Examine the entries and show every line in which the word "персоналу" is found.
▶
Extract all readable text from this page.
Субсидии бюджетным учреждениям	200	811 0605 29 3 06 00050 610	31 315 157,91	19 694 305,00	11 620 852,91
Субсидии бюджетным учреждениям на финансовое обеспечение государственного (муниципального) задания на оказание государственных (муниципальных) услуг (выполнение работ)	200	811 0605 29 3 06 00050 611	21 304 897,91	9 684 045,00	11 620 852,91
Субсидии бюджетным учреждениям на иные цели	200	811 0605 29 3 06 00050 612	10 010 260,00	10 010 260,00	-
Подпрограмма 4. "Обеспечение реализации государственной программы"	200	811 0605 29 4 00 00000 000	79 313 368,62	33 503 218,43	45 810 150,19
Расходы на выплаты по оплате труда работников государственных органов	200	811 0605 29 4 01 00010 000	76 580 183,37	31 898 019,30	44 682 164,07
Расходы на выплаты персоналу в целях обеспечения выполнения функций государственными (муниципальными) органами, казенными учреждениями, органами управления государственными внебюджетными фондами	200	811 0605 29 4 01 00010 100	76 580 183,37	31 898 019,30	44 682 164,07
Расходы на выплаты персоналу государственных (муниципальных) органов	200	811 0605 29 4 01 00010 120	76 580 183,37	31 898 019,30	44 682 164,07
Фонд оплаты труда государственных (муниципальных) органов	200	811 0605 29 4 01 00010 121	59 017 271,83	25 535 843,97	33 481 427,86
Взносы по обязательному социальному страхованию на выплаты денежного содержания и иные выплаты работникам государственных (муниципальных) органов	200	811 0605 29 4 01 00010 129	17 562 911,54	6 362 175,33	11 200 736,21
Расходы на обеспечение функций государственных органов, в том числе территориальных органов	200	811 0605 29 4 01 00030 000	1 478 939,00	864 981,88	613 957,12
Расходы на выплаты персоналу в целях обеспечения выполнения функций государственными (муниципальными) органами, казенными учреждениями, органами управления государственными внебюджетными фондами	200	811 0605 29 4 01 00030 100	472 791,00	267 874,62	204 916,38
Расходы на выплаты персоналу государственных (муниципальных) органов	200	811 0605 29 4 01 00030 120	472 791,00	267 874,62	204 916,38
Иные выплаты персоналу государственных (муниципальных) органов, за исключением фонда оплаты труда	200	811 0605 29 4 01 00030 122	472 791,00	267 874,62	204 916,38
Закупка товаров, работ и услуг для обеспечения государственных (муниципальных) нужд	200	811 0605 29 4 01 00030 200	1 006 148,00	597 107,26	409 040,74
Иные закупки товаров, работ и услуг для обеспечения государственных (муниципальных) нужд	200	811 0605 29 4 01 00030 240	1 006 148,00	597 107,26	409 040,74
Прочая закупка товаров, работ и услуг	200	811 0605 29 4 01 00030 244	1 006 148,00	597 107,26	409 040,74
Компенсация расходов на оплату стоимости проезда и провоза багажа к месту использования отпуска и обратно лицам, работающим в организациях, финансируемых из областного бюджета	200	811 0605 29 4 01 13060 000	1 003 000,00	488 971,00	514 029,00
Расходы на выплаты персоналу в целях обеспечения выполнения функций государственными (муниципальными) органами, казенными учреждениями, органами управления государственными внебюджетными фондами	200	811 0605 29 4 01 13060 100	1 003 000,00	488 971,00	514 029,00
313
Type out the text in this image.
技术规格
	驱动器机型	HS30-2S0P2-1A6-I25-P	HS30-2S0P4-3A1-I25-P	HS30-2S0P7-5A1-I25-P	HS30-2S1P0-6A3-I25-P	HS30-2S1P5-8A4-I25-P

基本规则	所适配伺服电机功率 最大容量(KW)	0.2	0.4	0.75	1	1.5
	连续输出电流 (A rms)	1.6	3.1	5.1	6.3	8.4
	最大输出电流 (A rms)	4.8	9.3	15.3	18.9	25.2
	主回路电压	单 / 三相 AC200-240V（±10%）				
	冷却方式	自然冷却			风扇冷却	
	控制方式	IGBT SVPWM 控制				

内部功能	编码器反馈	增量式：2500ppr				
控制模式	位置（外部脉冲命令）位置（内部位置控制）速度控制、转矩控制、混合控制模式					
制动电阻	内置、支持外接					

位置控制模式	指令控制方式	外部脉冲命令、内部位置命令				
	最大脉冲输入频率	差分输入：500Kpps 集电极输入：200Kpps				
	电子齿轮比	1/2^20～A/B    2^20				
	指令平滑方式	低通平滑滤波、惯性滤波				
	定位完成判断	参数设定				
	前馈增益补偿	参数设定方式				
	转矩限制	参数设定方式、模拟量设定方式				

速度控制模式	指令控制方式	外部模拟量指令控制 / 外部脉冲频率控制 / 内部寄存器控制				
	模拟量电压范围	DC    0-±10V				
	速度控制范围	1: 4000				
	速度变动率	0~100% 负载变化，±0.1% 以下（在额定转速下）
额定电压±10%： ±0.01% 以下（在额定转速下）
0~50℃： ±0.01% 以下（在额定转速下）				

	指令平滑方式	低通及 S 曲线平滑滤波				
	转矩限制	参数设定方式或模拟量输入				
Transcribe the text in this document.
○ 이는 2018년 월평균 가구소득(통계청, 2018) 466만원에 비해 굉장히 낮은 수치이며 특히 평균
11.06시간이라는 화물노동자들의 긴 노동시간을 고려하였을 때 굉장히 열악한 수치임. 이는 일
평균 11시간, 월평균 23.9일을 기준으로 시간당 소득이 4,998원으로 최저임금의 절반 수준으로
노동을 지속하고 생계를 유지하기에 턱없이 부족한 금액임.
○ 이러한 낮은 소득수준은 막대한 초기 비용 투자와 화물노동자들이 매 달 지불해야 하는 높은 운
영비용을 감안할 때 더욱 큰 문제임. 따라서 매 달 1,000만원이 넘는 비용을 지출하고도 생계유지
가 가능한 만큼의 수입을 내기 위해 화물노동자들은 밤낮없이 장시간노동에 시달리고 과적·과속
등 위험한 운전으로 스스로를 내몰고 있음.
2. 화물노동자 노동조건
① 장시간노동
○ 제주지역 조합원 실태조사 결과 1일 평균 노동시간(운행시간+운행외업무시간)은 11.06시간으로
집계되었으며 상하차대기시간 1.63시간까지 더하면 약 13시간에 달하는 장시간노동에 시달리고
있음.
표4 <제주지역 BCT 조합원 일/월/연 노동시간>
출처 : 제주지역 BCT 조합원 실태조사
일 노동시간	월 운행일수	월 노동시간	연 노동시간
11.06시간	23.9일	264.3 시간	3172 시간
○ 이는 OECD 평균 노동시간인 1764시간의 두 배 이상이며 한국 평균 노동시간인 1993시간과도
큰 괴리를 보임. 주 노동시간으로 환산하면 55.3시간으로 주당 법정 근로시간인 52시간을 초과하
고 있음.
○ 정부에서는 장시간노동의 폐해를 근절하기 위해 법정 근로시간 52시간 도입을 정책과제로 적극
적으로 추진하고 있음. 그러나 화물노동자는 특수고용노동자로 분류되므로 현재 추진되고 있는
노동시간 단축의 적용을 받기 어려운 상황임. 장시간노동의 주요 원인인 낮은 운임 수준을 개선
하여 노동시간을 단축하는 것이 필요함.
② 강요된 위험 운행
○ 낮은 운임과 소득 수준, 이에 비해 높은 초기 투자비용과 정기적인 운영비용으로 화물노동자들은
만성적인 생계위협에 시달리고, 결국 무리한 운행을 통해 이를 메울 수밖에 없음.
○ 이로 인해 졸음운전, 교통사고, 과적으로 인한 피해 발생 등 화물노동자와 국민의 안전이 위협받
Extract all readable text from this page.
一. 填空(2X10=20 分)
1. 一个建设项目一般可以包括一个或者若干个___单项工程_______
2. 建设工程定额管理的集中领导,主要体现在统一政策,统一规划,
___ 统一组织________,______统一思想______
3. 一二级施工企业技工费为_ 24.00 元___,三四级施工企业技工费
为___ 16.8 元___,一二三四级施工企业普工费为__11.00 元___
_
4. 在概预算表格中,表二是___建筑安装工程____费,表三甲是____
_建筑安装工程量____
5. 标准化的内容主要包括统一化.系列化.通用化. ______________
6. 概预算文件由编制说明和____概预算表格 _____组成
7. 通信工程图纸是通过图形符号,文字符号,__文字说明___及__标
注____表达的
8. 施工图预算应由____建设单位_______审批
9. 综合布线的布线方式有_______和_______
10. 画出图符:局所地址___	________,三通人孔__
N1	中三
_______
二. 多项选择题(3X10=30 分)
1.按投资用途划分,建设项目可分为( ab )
◀
- [WORKED ANSWER]
Расходы на выплаты персоналу в целях обеспечения выполнения функций государственными (муниципальными) органами, казенными учреждениями, органами управления государственными внебюджетными фондами	200	811 0605 29 4 01 00010 100	76 580 183,37	31 898 019,30	44 682 164,07
Расходы на выплаты персоналу государственных (муниципальных) органов	200	811 0605 29 4 01 00010 120	76 580 183,37	31 898 019,30	44 682 164,07
Расходы на выплаты персоналу в целях обеспечения выполнения функций государственными (муниципальными) органами, казенными учреждениями, органами управления государственными внебюджетными фондами	200	811 0605 29 4 01 00030 100	472 791,00	267 874,62	204 916,38
Расходы на выплаты персоналу государственных (муниципальных) органов	200	811 0605 29 4 01 00030 120	472 791,00	267 874,62	204 916,38
Иные выплаты персоналу государственных (муниципальных) органов, за исключением фонда оплаты труда	200	811 0605 29 4 01 00030 122	472 791,00	267 874,62	204 916,38
Расходы на выплаты персоналу в целях обеспечения выполнения функций государственными (муниципальными) органами, казенными учреждениями, органами управления государственными внебюджетными фондами	200	811 0605 29 4 01 13060 100	1 003 000,00	488 971,00	514 029,00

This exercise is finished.